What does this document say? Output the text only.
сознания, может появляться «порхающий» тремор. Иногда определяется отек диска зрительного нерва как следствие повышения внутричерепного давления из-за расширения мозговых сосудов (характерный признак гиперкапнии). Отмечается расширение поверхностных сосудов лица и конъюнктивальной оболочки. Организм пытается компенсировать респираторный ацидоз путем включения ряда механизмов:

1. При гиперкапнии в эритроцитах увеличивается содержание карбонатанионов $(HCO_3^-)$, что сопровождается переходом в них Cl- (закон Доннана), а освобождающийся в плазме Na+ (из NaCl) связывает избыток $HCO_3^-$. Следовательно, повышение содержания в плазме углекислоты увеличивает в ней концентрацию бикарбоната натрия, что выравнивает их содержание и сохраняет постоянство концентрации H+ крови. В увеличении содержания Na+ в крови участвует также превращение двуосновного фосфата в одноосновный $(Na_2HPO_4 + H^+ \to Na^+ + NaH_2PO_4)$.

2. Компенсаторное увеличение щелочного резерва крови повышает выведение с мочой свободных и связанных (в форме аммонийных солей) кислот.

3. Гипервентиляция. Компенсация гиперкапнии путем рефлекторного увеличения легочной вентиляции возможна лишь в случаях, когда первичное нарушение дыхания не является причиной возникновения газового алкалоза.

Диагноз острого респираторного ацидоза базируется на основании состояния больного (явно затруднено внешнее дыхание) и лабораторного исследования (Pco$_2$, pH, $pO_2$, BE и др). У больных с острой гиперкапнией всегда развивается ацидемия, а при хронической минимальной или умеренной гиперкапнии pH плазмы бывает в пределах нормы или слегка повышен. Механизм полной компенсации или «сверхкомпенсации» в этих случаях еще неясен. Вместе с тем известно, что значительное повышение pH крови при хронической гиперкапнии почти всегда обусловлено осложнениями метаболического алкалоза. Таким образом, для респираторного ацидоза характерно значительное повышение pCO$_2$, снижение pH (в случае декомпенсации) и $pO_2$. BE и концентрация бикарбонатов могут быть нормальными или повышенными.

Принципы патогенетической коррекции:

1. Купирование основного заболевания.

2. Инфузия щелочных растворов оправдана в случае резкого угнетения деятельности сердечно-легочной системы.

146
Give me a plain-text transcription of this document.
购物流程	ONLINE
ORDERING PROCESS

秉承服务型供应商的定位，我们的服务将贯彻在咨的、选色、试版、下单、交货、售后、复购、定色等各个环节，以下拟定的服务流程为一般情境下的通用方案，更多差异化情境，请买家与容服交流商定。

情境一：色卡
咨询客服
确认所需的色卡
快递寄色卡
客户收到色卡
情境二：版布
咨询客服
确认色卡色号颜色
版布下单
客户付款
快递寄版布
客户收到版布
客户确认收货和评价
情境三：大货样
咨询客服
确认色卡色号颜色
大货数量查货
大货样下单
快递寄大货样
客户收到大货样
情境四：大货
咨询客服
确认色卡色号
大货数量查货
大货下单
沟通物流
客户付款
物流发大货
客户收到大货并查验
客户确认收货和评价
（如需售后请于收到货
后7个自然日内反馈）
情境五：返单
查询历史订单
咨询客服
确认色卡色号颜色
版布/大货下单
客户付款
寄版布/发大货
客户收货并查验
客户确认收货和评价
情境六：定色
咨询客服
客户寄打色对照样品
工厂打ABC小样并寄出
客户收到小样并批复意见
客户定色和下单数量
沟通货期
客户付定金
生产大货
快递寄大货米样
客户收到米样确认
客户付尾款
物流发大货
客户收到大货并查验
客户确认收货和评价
※
● The task: Quote the data above in full, changing nothing.

● Written solution:
What does this document say? Output the text only.
сознания, может появляться «порхающий» тремор. Иногда определяется отек диска зрительного нерва как следствие повышения внутричерепного давления из-за расширения мозговых сосудов (характерный признак гиперкапнии). Отмечается расширение поверхностных сосудов лица и конъюнктивальной оболочки. Организм пытается компенсировать респираторный ацидоз путем включения ряда механизмов:

1. При гиперкапнии в эритроцитах увеличивается содержание карбонатанионов $(HCO_3^-)$, что сопровождается переходом в них Cl- (закон Доннана), а освобождающийся в плазме Na+ (из NaCl) связывает избыток $HCO_3^-$. Следовательно, повышение содержания в плазме углекислоты увеличивает в ней концентрацию бикарбоната натрия, что выравнивает их содержание и сохраняет постоянство концентрации H+ крови. В увеличении содержания Na+ в крови участвует также превращение двуосновного фосфата в одноосновный $(Na_2HPO_4 + H^+ \to Na^+ + NaH_2PO_4)$.

2. Компенсаторное увеличение щелочного резерва крови повышает выведение с мочой свободных и связанных (в форме аммонийных солей) кислот.

3. Гипервентиляция. Компенсация гиперкапнии путем рефлекторного увеличения легочной вентиляции возможна лишь в случаях, когда первичное нарушение дыхания не является причиной возникновения газового алкалоза.

Диагноз острого респираторного ацидоза базируется на основании состояния больного (явно затруднено внешнее дыхание) и лабораторного исследования (Pco$_2$, pH, $pO_2$, BE и др). У больных с острой гиперкапнией всегда развивается ацидемия, а при хронической минимальной или умеренной гиперкапнии pH плазмы бывает в пределах нормы или слегка повышен. Механизм полной компенсации или «сверхкомпенсации» в этих случаях еще неясен. Вместе с тем известно, что значительное повышение pH крови при хронической гиперкапнии почти всегда обусловлено осложнениями метаболического алкалоза. Таким образом, для респираторного ацидоза характерно значительное повышение pCO$_2$, снижение pH (в случае декомпенсации) и $pO_2$. BE и концентрация бикарбонатов могут быть нормальными или повышенными.

Принципы патогенетической коррекции:

1. Купирование основного заболевания.

2. Инфузия щелочных растворов оправдана в случае резкого угнетения деятельности сердечно-легочной системы.

146
Give me a plain-text transcription of this document.
购物流程	ONLINE
ORDERING PROCESS

秉承服务型供应商的定位，我们的服务将贯彻在咨的、选色、试版、下单、交货、售后、复购、定色等各个环节，以下拟定的服务流程为一般情境下的通用方案，更多差异化情境，请买家与容服交流商定。

情境一：色卡
咨询客服
确认所需的色卡
快递寄色卡
客户收到色卡
情境二：版布
咨询客服
确认色卡色号颜色
版布下单
客户付款
快递寄版布
客户收到版布
客户确认收货和评价
情境三：大货样
咨询客服
确认色卡色号颜色
大货数量查货
大货样下单
快递寄大货样
客户收到大货样
情境四：大货
咨询客服
确认色卡色号
大货数量查货
大货下单
沟通物流
客户付款
物流发大货
客户收到大货并查验
客户确认收货和评价
（如需售后请于收到货
后7个自然日内反馈）
情境五：返单
查询历史订单
咨询客服
确认色卡色号颜色
版布/大货下单
客户付款
寄版布/发大货
客户收货并查验
客户确认收货和评价
情境六：定色
咨询客服
客户寄打色对照样品
工厂打ABC小样并寄出
客户收到小样并批复意见
客户定色和下单数量
沟通货期
客户付定金
生产大货
快递寄大货米样
客户收到米样确认
客户付尾款
物流发大货
客户收到大货并查验
客户确认收货和评价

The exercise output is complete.